Exercise goal ->
Copy everything from the start of the listing down to the line containing "Find all labels, buttons, inputs, and", replacing "legend-label" with "legend-entry" and leaving the rest unchanged. Omit the pictures.

━━━ Dataset ━━━

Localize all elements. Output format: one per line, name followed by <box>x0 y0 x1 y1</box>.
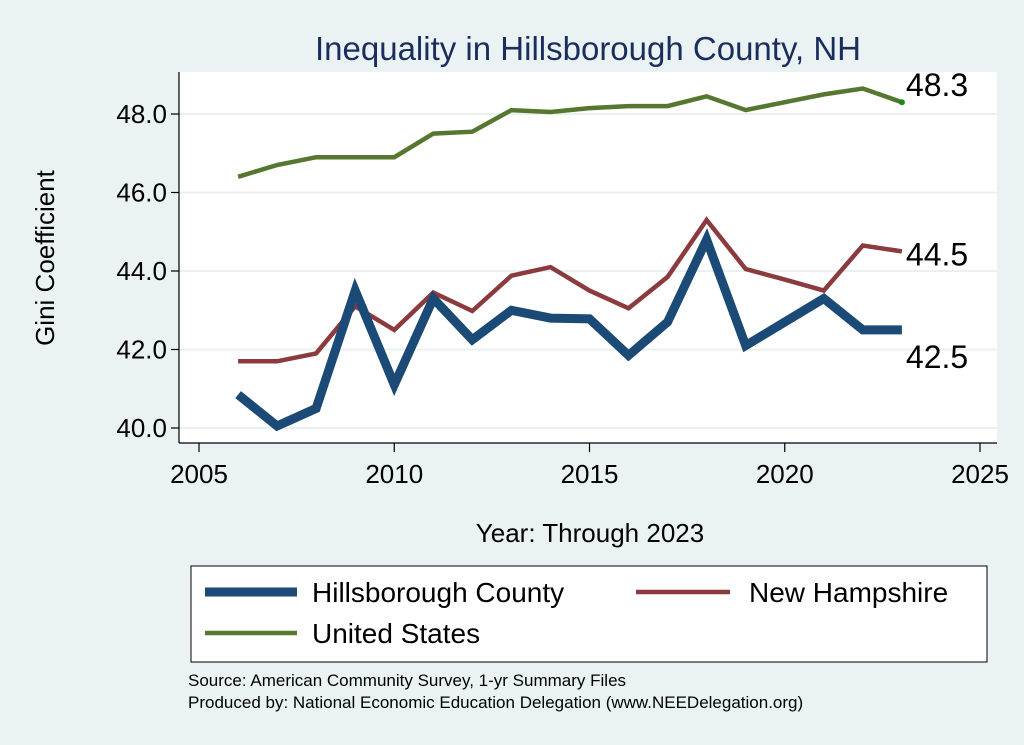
x-tick-label: 2010 <box>365 459 423 489</box>
plot-area <box>179 72 997 443</box>
x-tick-label: 2015 <box>561 459 619 489</box>
y-tick-label: 42.0 <box>116 335 167 365</box>
series-line-united-states <box>237 86 903 179</box>
legend: Hillsborough County New Hampshire United S… <box>205 577 948 649</box>
x-tick-label: 2020 <box>756 459 814 489</box>
y-tick-label: 44.0 <box>116 256 167 286</box>
grid-lines <box>179 113 997 429</box>
y-axis-label: Gini Coefficient <box>30 169 60 346</box>
x-tick-label: 2025 <box>951 459 1009 489</box>
chart-title: Inequality in Hillsborough County, NH <box>315 30 861 67</box>
source-note: Source: American Community Survey, 1-yr … <box>188 671 626 690</box>
y-tick-label: 40.0 <box>116 413 167 443</box>
end-value-label: 48.3 <box>906 67 968 103</box>
end-value-label: 42.5 <box>906 339 968 375</box>
producer-note: Produced by: National Economic Education… <box>188 693 803 712</box>
legend-label: New Hampshire <box>749 577 948 608</box>
series-layer <box>235 86 905 432</box>
y-tick-label: 48.0 <box>116 99 167 129</box>
series-line-hillsborough-county <box>235 227 902 432</box>
end-labels: 42.5 44.5 48.3 <box>906 67 968 375</box>
legend-label: Hillsborough County <box>312 577 564 608</box>
legend-box <box>190 565 988 663</box>
y-tick-label: 46.0 <box>116 178 167 208</box>
end-value-label: 44.5 <box>906 236 968 272</box>
x-axis-label: Year: Through 2023 <box>476 518 704 548</box>
legend-label: United States <box>312 618 480 649</box>
x-tick-label: 2005 <box>170 459 228 489</box>
series-end-marker <box>898 99 905 106</box>
axes: 40.0 42.0 44.0 46.0 48.0 2005 2010 2015 2020 2025 <box>116 72 1009 489</box>
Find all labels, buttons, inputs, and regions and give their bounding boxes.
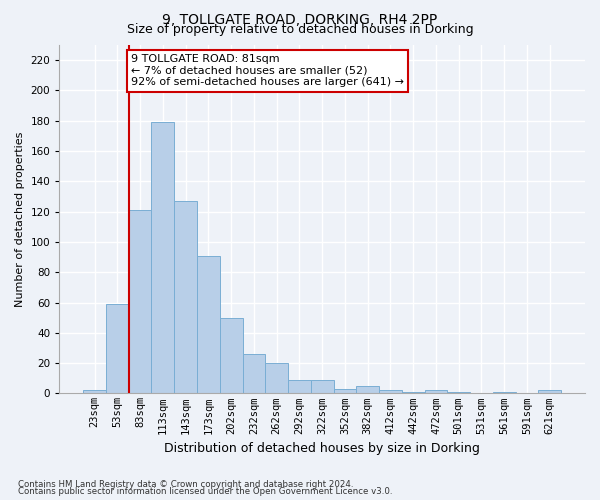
Bar [493,392,515,394]
Bar [106,304,129,394]
Bar [197,256,220,394]
Bar [379,390,402,394]
Text: 9 TOLLGATE ROAD: 81sqm
← 7% of detached houses are smaller (52)
92% of semi-deta: 9 TOLLGATE ROAD: 81sqm ← 7% of detached … [131,54,404,88]
Bar [538,390,561,394]
Bar [174,201,197,394]
Bar [356,386,379,394]
Bar [83,390,106,394]
Bar [242,354,265,394]
Bar [288,380,311,394]
Y-axis label: Number of detached properties: Number of detached properties [15,132,25,307]
Bar [311,380,334,394]
Bar [129,210,151,394]
Bar [265,363,288,394]
Text: Contains HM Land Registry data © Crown copyright and database right 2024.: Contains HM Land Registry data © Crown c… [18,480,353,489]
Text: Contains public sector information licensed under the Open Government Licence v3: Contains public sector information licen… [18,487,392,496]
Bar [334,389,356,394]
Bar [448,392,470,394]
Bar [402,392,425,394]
Bar [220,318,242,394]
Text: Size of property relative to detached houses in Dorking: Size of property relative to detached ho… [127,22,473,36]
Text: 9, TOLLGATE ROAD, DORKING, RH4 2PP: 9, TOLLGATE ROAD, DORKING, RH4 2PP [163,12,437,26]
Bar [425,390,448,394]
Bar [151,122,174,394]
X-axis label: Distribution of detached houses by size in Dorking: Distribution of detached houses by size … [164,442,480,455]
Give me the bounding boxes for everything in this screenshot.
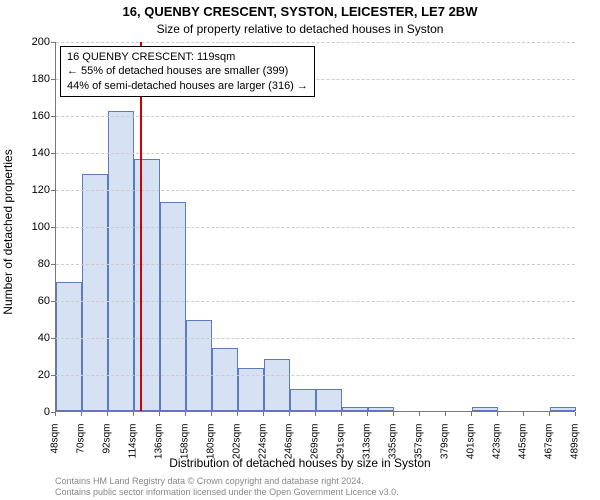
y-tick-label: 40: [10, 332, 50, 344]
attribution-line: Contains public sector information licen…: [55, 487, 399, 498]
x-tick-label: 357sqm: [414, 424, 425, 484]
y-tick-label: 80: [10, 258, 50, 270]
x-tick-label: 467sqm: [544, 424, 555, 484]
annotation-line: 44% of semi-detached houses are larger (…: [67, 79, 308, 93]
gridline: [56, 227, 575, 228]
histogram-bar: [108, 111, 134, 411]
gridline: [56, 375, 575, 376]
gridline: [56, 116, 575, 117]
x-tick-mark: [471, 412, 472, 416]
x-tick-label: 313sqm: [362, 424, 373, 484]
y-tick-mark: [51, 116, 55, 117]
x-tick-mark: [263, 412, 264, 416]
annotation-line: ← 55% of detached houses are smaller (39…: [67, 64, 308, 78]
x-tick-mark: [159, 412, 160, 416]
annotation-line: 16 QUENBY CRESCENT: 119sqm: [67, 50, 308, 64]
gridline: [56, 301, 575, 302]
annotation-box: 16 QUENBY CRESCENT: 119sqm ← 55% of deta…: [60, 46, 315, 97]
gridline: [56, 190, 575, 191]
x-tick-label: 423sqm: [492, 424, 503, 484]
x-tick-mark: [393, 412, 394, 416]
y-tick-mark: [51, 190, 55, 191]
histogram-bar: [212, 348, 238, 411]
y-tick-mark: [51, 79, 55, 80]
y-tick-label: 60: [10, 295, 50, 307]
histogram-bar: [160, 202, 186, 411]
x-tick-label: 379sqm: [440, 424, 451, 484]
x-tick-mark: [107, 412, 108, 416]
x-tick-label: 335sqm: [388, 424, 399, 484]
x-tick-mark: [289, 412, 290, 416]
x-tick-mark: [185, 412, 186, 416]
x-tick-label: 92sqm: [102, 424, 113, 484]
x-tick-label: 401sqm: [466, 424, 477, 484]
x-tick-label: 291sqm: [336, 424, 347, 484]
histogram-bar: [368, 407, 394, 411]
histogram-bar: [290, 389, 316, 411]
chart-frame: 16, QUENBY CRESCENT, SYSTON, LEICESTER, …: [0, 0, 600, 500]
x-tick-mark: [341, 412, 342, 416]
gridline: [56, 338, 575, 339]
y-tick-label: 0: [10, 406, 50, 418]
x-tick-mark: [237, 412, 238, 416]
x-tick-label: 202sqm: [232, 424, 243, 484]
histogram-bar: [134, 159, 160, 411]
y-tick-mark: [51, 338, 55, 339]
y-tick-mark: [51, 301, 55, 302]
y-tick-label: 140: [10, 147, 50, 159]
x-tick-label: 114sqm: [128, 424, 139, 484]
chart-title: 16, QUENBY CRESCENT, SYSTON, LEICESTER, …: [0, 4, 600, 19]
x-tick-label: 158sqm: [180, 424, 191, 484]
y-tick-label: 120: [10, 184, 50, 196]
x-tick-mark: [523, 412, 524, 416]
y-tick-mark: [51, 227, 55, 228]
x-tick-mark: [81, 412, 82, 416]
x-tick-mark: [315, 412, 316, 416]
y-tick-mark: [51, 153, 55, 154]
x-tick-mark: [133, 412, 134, 416]
x-tick-label: 136sqm: [154, 424, 165, 484]
x-tick-mark: [55, 412, 56, 416]
histogram-bar: [550, 407, 576, 411]
x-tick-mark: [367, 412, 368, 416]
x-tick-mark: [419, 412, 420, 416]
y-tick-label: 200: [10, 36, 50, 48]
histogram-bar: [316, 389, 342, 411]
y-tick-label: 100: [10, 221, 50, 233]
x-tick-mark: [445, 412, 446, 416]
gridline: [56, 42, 575, 43]
x-tick-label: 445sqm: [518, 424, 529, 484]
y-tick-mark: [51, 42, 55, 43]
histogram-bar: [186, 320, 212, 411]
y-tick-mark: [51, 375, 55, 376]
chart-subtitle: Size of property relative to detached ho…: [0, 22, 600, 36]
x-tick-label: 489sqm: [570, 424, 581, 484]
y-tick-mark: [51, 264, 55, 265]
histogram-bar: [264, 359, 290, 411]
x-axis-label: Distribution of detached houses by size …: [0, 456, 600, 470]
x-tick-label: 180sqm: [206, 424, 217, 484]
gridline: [56, 153, 575, 154]
reference-line: [140, 42, 142, 411]
histogram-bar: [342, 407, 368, 411]
x-tick-label: 224sqm: [258, 424, 269, 484]
x-tick-label: 269sqm: [310, 424, 321, 484]
x-tick-mark: [497, 412, 498, 416]
gridline: [56, 264, 575, 265]
histogram-bar: [472, 407, 498, 411]
x-tick-label: 48sqm: [50, 424, 61, 484]
x-tick-mark: [211, 412, 212, 416]
y-tick-label: 20: [10, 369, 50, 381]
x-tick-mark: [575, 412, 576, 416]
x-tick-label: 246sqm: [284, 424, 295, 484]
x-tick-mark: [549, 412, 550, 416]
y-tick-label: 180: [10, 73, 50, 85]
plot-area: 16 QUENBY CRESCENT: 119sqm ← 55% of deta…: [55, 42, 575, 412]
x-tick-label: 70sqm: [76, 424, 87, 484]
y-tick-label: 160: [10, 110, 50, 122]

━━━

Task solution ->
Localize all elements. Output format: one per line, name followed by <box>x0 y0 x1 y1</box>.
x-tick-label: 2010 <box>365 459 423 489</box>
plot-area <box>179 72 997 443</box>
x-tick-label: 2015 <box>561 459 619 489</box>
y-tick-label: 42.0 <box>116 335 167 365</box>
series-line-united-states <box>237 86 903 179</box>
legend: Hillsborough County New Hampshire United S… <box>205 577 948 649</box>
x-tick-label: 2020 <box>756 459 814 489</box>
y-tick-label: 44.0 <box>116 256 167 286</box>
grid-lines <box>179 113 997 429</box>
y-axis-label: Gini Coefficient <box>30 169 60 346</box>
x-tick-label: 2025 <box>951 459 1009 489</box>
chart-title: Inequality in Hillsborough County, NH <box>315 30 861 67</box>
source-note: Source: American Community Survey, 1-yr … <box>188 671 626 690</box>
y-tick-label: 40.0 <box>116 413 167 443</box>
end-value-label: 48.3 <box>906 67 968 103</box>
end-value-label: 42.5 <box>906 339 968 375</box>
producer-note: Produced by: National Economic Education… <box>188 693 803 712</box>
legend-entry: New Hampshire <box>749 577 948 608</box>
series-layer <box>235 86 905 432</box>
y-tick-label: 48.0 <box>116 99 167 129</box>
series-line-hillsborough-county <box>235 227 902 432</box>
end-labels: 42.5 44.5 48.3 <box>906 67 968 375</box>
legend-entry: Hillsborough County <box>312 577 564 608</box>
legend-box <box>190 565 988 663</box>
y-tick-label: 46.0 <box>116 178 167 208</box>
end-value-label: 44.5 <box>906 236 968 272</box>
x-axis-label: Year: Through 2023 <box>476 518 704 548</box>
legend-entry: United States <box>312 618 480 649</box>
x-tick-label: 2005 <box>170 459 228 489</box>
series-end-marker <box>898 99 905 106</box>
axes: 40.0 42.0 44.0 46.0 48.0 2005 2010 2015 2020 2025 <box>116 72 1009 489</box>
Find all labels, buttons, inputs, and regions and give their bounding boxes.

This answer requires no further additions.